TASK REQUIREMENTS> Pictures within the data are to be left out; everything else must be reproduced exactly.

RAW DATA>
-------

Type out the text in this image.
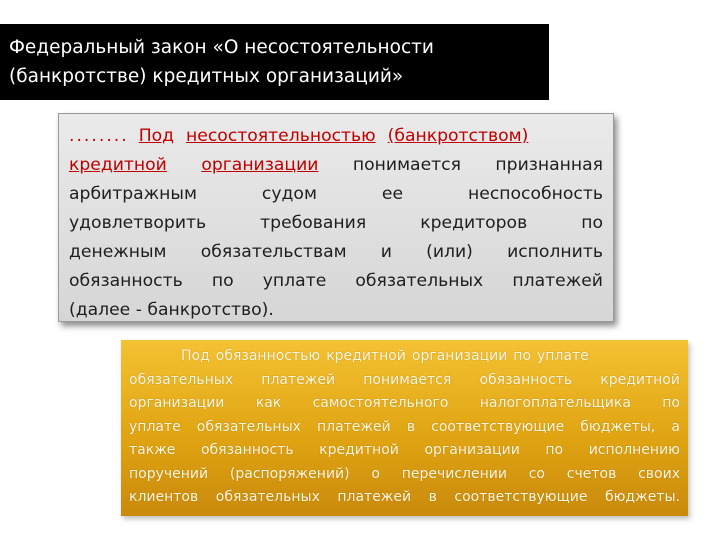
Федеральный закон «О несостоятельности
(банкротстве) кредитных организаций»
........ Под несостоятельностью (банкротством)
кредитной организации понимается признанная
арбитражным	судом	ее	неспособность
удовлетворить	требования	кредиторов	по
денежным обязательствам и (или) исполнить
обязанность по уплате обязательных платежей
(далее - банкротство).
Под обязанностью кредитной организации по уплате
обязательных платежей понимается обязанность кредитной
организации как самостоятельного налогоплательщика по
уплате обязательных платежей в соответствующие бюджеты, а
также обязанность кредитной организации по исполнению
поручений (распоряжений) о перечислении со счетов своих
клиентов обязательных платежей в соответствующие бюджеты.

-------

EXERCISE ANSWER>
Type out the text in this image.
Федеральный закон «О несостоятельности
(банкротстве) кредитных организаций»
........ Под несостоятельностью (банкротством)
кредитной организации понимается признанная
арбитражным	судом	ее	неспособность
удовлетворить	требования	кредиторов	по
денежным обязательствам и (или) исполнить
обязанность по уплате обязательных платежей
(далее - банкротство).
Под обязанностью кредитной организации по уплате
обязательных платежей понимается обязанность кредитной
организации как самостоятельного налогоплательщика по
уплате обязательных платежей в соответствующие бюджеты, а
также обязанность кредитной организации по исполнению
поручений (распоряжений) о перечислении со счетов своих
клиентов обязательных платежей в соответствующие бюджеты.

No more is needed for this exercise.